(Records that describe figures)
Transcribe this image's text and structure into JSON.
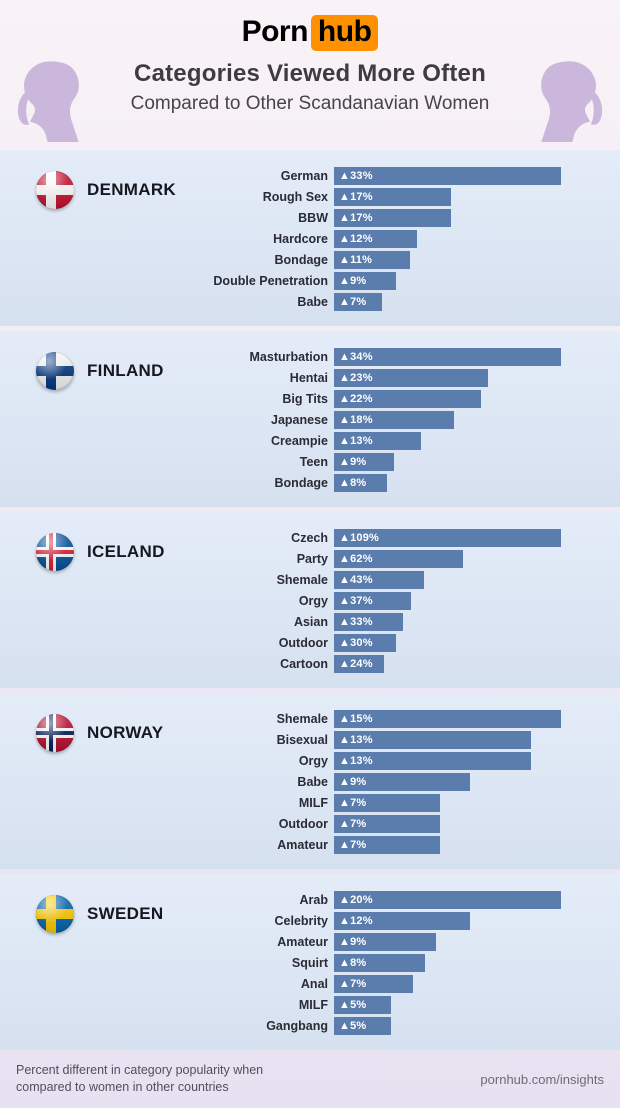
{
  "page": {
    "header": {
      "logo_part1": "Porn",
      "logo_part2": "hub",
      "title": "Categories Viewed More Often",
      "subtitle": "Compared to Other Scandanavian Women"
    },
    "footer": {
      "note_line1": "Percent different in category popularity when",
      "note_line2": "compared to women in other countries",
      "site": "pornhub.com/insights"
    },
    "up_arrow": "▲"
  },
  "colors": {
    "bar": "#5b7dad",
    "bar_text": "#ffffff",
    "logo_orange": "#ff9000",
    "silhouette": "#cbb7db",
    "section_top": "#e4ecf8",
    "section_bottom": "#d6e1f0"
  },
  "chart_data": [
    {
      "type": "bar",
      "orientation": "horizontal",
      "country": "DENMARK",
      "unit": "%",
      "flag": {
        "bg": "#c8102e",
        "cross": "#ffffff",
        "inner": null
      },
      "categories": [
        "German",
        "Rough Sex",
        "BBW",
        "Hardcore",
        "Bondage",
        "Double Penetration",
        "Babe"
      ],
      "values": [
        33,
        17,
        17,
        12,
        11,
        9,
        7
      ],
      "xlim": [
        0,
        33
      ]
    },
    {
      "type": "bar",
      "orientation": "horizontal",
      "country": "FINLAND",
      "unit": "%",
      "flag": {
        "bg": "#f5f6f5",
        "cross": "#003580",
        "inner": null
      },
      "categories": [
        "Masturbation",
        "Hentai",
        "Big Tits",
        "Japanese",
        "Creampie",
        "Teen",
        "Bondage"
      ],
      "values": [
        34,
        23,
        22,
        18,
        13,
        9,
        8
      ],
      "xlim": [
        0,
        34
      ]
    },
    {
      "type": "bar",
      "orientation": "horizontal",
      "country": "ICELAND",
      "unit": "%",
      "flag": {
        "bg": "#02529c",
        "cross": "#ffffff",
        "inner": "#dc1e35"
      },
      "categories": [
        "Czech",
        "Party",
        "Shemale",
        "Orgy",
        "Asian",
        "Outdoor",
        "Cartoon"
      ],
      "values": [
        109,
        62,
        43,
        37,
        33,
        30,
        24
      ],
      "xlim": [
        0,
        109
      ]
    },
    {
      "type": "bar",
      "orientation": "horizontal",
      "country": "NORWAY",
      "unit": "%",
      "flag": {
        "bg": "#ba0c2f",
        "cross": "#ffffff",
        "inner": "#00205b"
      },
      "categories": [
        "Shemale",
        "Bisexual",
        "Orgy",
        "Babe",
        "MILF",
        "Outdoor",
        "Amateur"
      ],
      "values": [
        15,
        13,
        13,
        9,
        7,
        7,
        7
      ],
      "xlim": [
        0,
        15
      ]
    },
    {
      "type": "bar",
      "orientation": "horizontal",
      "country": "SWEDEN",
      "unit": "%",
      "flag": {
        "bg": "#0064ad",
        "cross": "#fecb00",
        "inner": null
      },
      "categories": [
        "Arab",
        "Celebrity",
        "Amateur",
        "Squirt",
        "Anal",
        "MILF",
        "Gangbang"
      ],
      "values": [
        20,
        12,
        9,
        8,
        7,
        5,
        5
      ],
      "xlim": [
        0,
        20
      ]
    }
  ]
}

What is required ▸ Without including any picture, retype the entries exactly.

Complete output ▸
Transcribe this image's text and structure into JSON.
{
  "page": {
    "header": {
      "logo_part1": "Porn",
      "logo_part2": "hub",
      "title": "Categories Viewed More Often",
      "subtitle": "Compared to Other Scandanavian Women"
    },
    "footer": {
      "note_line1": "Percent different in category popularity when",
      "note_line2": "compared to women in other countries",
      "site": "pornhub.com/insights"
    },
    "up_arrow": "▲"
  },
  "colors": {
    "bar": "#5b7dad",
    "bar_text": "#ffffff",
    "logo_orange": "#ff9000",
    "silhouette": "#cbb7db",
    "section_top": "#e4ecf8",
    "section_bottom": "#d6e1f0"
  },
  "chart_data": [
    {
      "type": "bar",
      "orientation": "horizontal",
      "country": "DENMARK",
      "unit": "%",
      "flag": {
        "bg": "#c8102e",
        "cross": "#ffffff",
        "inner": null
      },
      "categories": [
        "German",
        "Rough Sex",
        "BBW",
        "Hardcore",
        "Bondage",
        "Double Penetration",
        "Babe"
      ],
      "values": [
        33,
        17,
        17,
        12,
        11,
        9,
        7
      ],
      "xlim": [
        0,
        33
      ]
    },
    {
      "type": "bar",
      "orientation": "horizontal",
      "country": "FINLAND",
      "unit": "%",
      "flag": {
        "bg": "#f5f6f5",
        "cross": "#003580",
        "inner": null
      },
      "categories": [
        "Masturbation",
        "Hentai",
        "Big Tits",
        "Japanese",
        "Creampie",
        "Teen",
        "Bondage"
      ],
      "values": [
        34,
        23,
        22,
        18,
        13,
        9,
        8
      ],
      "xlim": [
        0,
        34
      ]
    },
    {
      "type": "bar",
      "orientation": "horizontal",
      "country": "ICELAND",
      "unit": "%",
      "flag": {
        "bg": "#02529c",
        "cross": "#ffffff",
        "inner": "#dc1e35"
      },
      "categories": [
        "Czech",
        "Party",
        "Shemale",
        "Orgy",
        "Asian",
        "Outdoor",
        "Cartoon"
      ],
      "values": [
        109,
        62,
        43,
        37,
        33,
        30,
        24
      ],
      "xlim": [
        0,
        109
      ]
    },
    {
      "type": "bar",
      "orientation": "horizontal",
      "country": "NORWAY",
      "unit": "%",
      "flag": {
        "bg": "#ba0c2f",
        "cross": "#ffffff",
        "inner": "#00205b"
      },
      "categories": [
        "Shemale",
        "Bisexual",
        "Orgy",
        "Babe",
        "MILF",
        "Outdoor",
        "Amateur"
      ],
      "values": [
        15,
        13,
        13,
        9,
        7,
        7,
        7
      ],
      "xlim": [
        0,
        15
      ]
    },
    {
      "type": "bar",
      "orientation": "horizontal",
      "country": "SWEDEN",
      "unit": "%",
      "flag": {
        "bg": "#0064ad",
        "cross": "#fecb00",
        "inner": null
      },
      "categories": [
        "Arab",
        "Celebrity",
        "Amateur",
        "Squirt",
        "Anal",
        "MILF",
        "Gangbang"
      ],
      "values": [
        20,
        12,
        9,
        8,
        7,
        5,
        5
      ],
      "xlim": [
        0,
        20
      ]
    }
  ]
}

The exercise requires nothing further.